> [INFORMATION SHOWN]:
● ● ● ● ● ● ●
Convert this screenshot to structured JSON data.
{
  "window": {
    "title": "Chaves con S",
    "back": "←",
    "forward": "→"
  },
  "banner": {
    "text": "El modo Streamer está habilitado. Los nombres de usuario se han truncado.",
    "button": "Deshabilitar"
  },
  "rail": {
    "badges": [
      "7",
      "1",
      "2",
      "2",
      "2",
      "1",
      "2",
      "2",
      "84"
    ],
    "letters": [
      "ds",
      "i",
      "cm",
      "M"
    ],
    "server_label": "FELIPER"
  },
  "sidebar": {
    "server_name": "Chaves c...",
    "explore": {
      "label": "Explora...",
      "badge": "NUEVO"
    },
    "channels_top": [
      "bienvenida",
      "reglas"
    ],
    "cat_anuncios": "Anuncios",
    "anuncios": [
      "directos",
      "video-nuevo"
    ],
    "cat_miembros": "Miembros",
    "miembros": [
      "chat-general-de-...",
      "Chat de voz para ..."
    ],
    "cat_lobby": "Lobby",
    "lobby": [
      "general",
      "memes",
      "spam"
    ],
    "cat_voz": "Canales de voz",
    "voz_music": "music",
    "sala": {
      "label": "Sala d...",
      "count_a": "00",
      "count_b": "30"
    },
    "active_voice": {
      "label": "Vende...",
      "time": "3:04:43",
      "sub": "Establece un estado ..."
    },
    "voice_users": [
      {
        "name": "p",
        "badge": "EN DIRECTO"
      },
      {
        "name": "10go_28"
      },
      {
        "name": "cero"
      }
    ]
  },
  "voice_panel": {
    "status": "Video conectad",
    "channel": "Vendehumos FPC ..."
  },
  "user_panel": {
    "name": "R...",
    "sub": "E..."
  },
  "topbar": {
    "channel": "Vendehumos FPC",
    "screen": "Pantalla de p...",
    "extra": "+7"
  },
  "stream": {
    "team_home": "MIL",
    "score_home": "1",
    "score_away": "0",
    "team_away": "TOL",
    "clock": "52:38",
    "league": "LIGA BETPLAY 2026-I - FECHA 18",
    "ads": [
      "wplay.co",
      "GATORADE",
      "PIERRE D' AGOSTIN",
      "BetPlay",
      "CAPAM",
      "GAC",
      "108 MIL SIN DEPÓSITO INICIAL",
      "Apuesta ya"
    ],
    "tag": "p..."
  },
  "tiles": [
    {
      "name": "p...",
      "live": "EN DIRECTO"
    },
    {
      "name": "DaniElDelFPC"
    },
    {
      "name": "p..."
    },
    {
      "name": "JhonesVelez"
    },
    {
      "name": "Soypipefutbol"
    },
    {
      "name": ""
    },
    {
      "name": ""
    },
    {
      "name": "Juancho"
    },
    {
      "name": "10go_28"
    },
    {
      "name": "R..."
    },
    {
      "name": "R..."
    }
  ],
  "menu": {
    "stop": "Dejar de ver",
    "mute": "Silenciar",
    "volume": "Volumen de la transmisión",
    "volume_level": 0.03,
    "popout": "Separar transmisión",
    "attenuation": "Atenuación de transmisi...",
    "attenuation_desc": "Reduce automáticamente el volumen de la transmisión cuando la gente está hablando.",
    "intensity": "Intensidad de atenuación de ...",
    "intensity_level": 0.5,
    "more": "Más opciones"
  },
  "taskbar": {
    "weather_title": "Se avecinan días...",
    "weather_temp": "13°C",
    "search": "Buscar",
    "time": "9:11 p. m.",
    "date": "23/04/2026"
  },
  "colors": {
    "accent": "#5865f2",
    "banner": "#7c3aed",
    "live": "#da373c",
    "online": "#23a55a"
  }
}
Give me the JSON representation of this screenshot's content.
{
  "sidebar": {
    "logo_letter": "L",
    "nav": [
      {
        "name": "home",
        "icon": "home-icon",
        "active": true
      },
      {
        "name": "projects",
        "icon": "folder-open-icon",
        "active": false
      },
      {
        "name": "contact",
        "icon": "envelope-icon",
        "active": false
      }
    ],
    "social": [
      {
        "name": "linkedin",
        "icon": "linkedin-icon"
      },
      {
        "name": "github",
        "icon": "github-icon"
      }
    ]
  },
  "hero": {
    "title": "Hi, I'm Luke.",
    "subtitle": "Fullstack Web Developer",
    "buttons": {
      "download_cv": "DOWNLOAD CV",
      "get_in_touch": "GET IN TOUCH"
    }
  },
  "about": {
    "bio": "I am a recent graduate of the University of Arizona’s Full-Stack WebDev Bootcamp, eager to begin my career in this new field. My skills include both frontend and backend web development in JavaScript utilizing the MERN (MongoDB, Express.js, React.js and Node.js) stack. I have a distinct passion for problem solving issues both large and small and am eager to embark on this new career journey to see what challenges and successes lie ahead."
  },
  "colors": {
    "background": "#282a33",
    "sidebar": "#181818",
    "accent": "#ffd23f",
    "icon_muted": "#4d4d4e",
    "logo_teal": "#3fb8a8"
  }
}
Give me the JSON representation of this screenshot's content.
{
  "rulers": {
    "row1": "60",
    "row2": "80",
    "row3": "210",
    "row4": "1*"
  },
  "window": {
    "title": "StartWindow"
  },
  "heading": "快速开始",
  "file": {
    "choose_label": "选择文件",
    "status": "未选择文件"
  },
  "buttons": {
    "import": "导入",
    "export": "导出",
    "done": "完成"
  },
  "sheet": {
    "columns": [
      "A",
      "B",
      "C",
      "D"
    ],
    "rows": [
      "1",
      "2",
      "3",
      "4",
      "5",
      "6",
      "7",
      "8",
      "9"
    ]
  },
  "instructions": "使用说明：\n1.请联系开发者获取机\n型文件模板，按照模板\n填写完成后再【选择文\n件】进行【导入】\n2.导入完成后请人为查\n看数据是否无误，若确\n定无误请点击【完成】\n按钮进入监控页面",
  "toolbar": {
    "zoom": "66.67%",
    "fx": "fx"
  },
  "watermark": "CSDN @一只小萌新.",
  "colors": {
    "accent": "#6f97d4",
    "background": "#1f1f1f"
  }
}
● ● ● ● ● ● ●
> [WHAT YOU NEED TO DO]: Your task is to repeat each line of the material exactly.

> [SOLUTION TO THIS TASK]:
Convert this screenshot to structured JSON data.
{
  "window": {
    "title": "Chaves con S",
    "back": "←",
    "forward": "→"
  },
  "banner": {
    "text": "El modo Streamer está habilitado. Los nombres de usuario se han truncado.",
    "button": "Deshabilitar"
  },
  "rail": {
    "badges": [
      "7",
      "1",
      "2",
      "2",
      "2",
      "1",
      "2",
      "2",
      "84"
    ],
    "letters": [
      "ds",
      "i",
      "cm",
      "M"
    ],
    "server_label": "FELIPER"
  },
  "sidebar": {
    "server_name": "Chaves c...",
    "explore": {
      "label": "Explora...",
      "badge": "NUEVO"
    },
    "channels_top": [
      "bienvenida",
      "reglas"
    ],
    "cat_anuncios": "Anuncios",
    "anuncios": [
      "directos",
      "video-nuevo"
    ],
    "cat_miembros": "Miembros",
    "miembros": [
      "chat-general-de-...",
      "Chat de voz para ..."
    ],
    "cat_lobby": "Lobby",
    "lobby": [
      "general",
      "memes",
      "spam"
    ],
    "cat_voz": "Canales de voz",
    "voz_music": "music",
    "sala": {
      "label": "Sala d...",
      "count_a": "00",
      "count_b": "30"
    },
    "active_voice": {
      "label": "Vende...",
      "time": "3:04:43",
      "sub": "Establece un estado ..."
    },
    "voice_users": [
      {
        "name": "p",
        "badge": "EN DIRECTO"
      },
      {
        "name": "10go_28"
      },
      {
        "name": "cero"
      }
    ]
  },
  "voice_panel": {
    "status": "Video conectad",
    "channel": "Vendehumos FPC ..."
  },
  "user_panel": {
    "name": "R...",
    "sub": "E..."
  },
  "topbar": {
    "channel": "Vendehumos FPC",
    "screen": "Pantalla de p...",
    "extra": "+7"
  },
  "stream": {
    "team_home": "MIL",
    "score_home": "1",
    "score_away": "0",
    "team_away": "TOL",
    "clock": "52:38",
    "league": "LIGA BETPLAY 2026-I - FECHA 18",
    "ads": [
      "wplay.co",
      "GATORADE",
      "PIERRE D' AGOSTIN",
      "BetPlay",
      "CAPAM",
      "GAC",
      "108 MIL SIN DEPÓSITO INICIAL",
      "Apuesta ya"
    ],
    "tag": "p..."
  },
  "tiles": [
    {
      "name": "p...",
      "live": "EN DIRECTO"
    },
    {
      "name": "DaniElDelFPC"
    },
    {
      "name": "p..."
    },
    {
      "name": "JhonesVelez"
    },
    {
      "name": "Soypipefutbol"
    },
    {
      "name": ""
    },
    {
      "name": ""
    },
    {
      "name": "Juancho"
    },
    {
      "name": "10go_28"
    },
    {
      "name": "R..."
    },
    {
      "name": "R..."
    }
  ],
  "menu": {
    "stop": "Dejar de ver",
    "mute": "Silenciar",
    "volume": "Volumen de la transmisión",
    "volume_level": 0.03,
    "popout": "Separar transmisión",
    "attenuation": "Atenuación de transmisi...",
    "attenuation_desc": "Reduce automáticamente el volumen de la transmisión cuando la gente está hablando.",
    "intensity": "Intensidad de atenuación de ...",
    "intensity_level": 0.5,
    "more": "Más opciones"
  },
  "taskbar": {
    "weather_title": "Se avecinan días...",
    "weather_temp": "13°C",
    "search": "Buscar",
    "time": "9:11 p. m.",
    "date": "23/04/2026"
  },
  "colors": {
    "accent": "#5865f2",
    "banner": "#7c3aed",
    "live": "#da373c",
    "online": "#23a55a"
  }
}
Give me the JSON representation of this screenshot's content.
{
  "sidebar": {
    "logo_letter": "L",
    "nav": [
      {
        "name": "home",
        "icon": "home-icon",
        "active": true
      },
      {
        "name": "projects",
        "icon": "folder-open-icon",
        "active": false
      },
      {
        "name": "contact",
        "icon": "envelope-icon",
        "active": false
      }
    ],
    "social": [
      {
        "name": "linkedin",
        "icon": "linkedin-icon"
      },
      {
        "name": "github",
        "icon": "github-icon"
      }
    ]
  },
  "hero": {
    "title": "Hi, I'm Luke.",
    "subtitle": "Fullstack Web Developer",
    "buttons": {
      "download_cv": "DOWNLOAD CV",
      "get_in_touch": "GET IN TOUCH"
    }
  },
  "about": {
    "bio": "I am a recent graduate of the University of Arizona’s Full-Stack WebDev Bootcamp, eager to begin my career in this new field. My skills include both frontend and backend web development in JavaScript utilizing the MERN (MongoDB, Express.js, React.js and Node.js) stack. I have a distinct passion for problem solving issues both large and small and am eager to embark on this new career journey to see what challenges and successes lie ahead."
  },
  "colors": {
    "background": "#282a33",
    "sidebar": "#181818",
    "accent": "#ffd23f",
    "icon_muted": "#4d4d4e",
    "logo_teal": "#3fb8a8"
  }
}
Give me the JSON representation of this screenshot's content.
{
  "rulers": {
    "row1": "60",
    "row2": "80",
    "row3": "210",
    "row4": "1*"
  },
  "window": {
    "title": "StartWindow"
  },
  "heading": "快速开始",
  "file": {
    "choose_label": "选择文件",
    "status": "未选择文件"
  },
  "buttons": {
    "import": "导入",
    "export": "导出",
    "done": "完成"
  },
  "sheet": {
    "columns": [
      "A",
      "B",
      "C",
      "D"
    ],
    "rows": [
      "1",
      "2",
      "3",
      "4",
      "5",
      "6",
      "7",
      "8",
      "9"
    ]
  },
  "instructions": "使用说明：\n1.请联系开发者获取机\n型文件模板，按照模板\n填写完成后再【选择文\n件】进行【导入】\n2.导入完成后请人为查\n看数据是否无误，若确\n定无误请点击【完成】\n按钮进入监控页面",
  "toolbar": {
    "zoom": "66.67%",
    "fx": "fx"
  },
  "watermark": "CSDN @一只小萌新.",
  "colors": {
    "accent": "#6f97d4",
    "background": "#1f1f1f"
  }
}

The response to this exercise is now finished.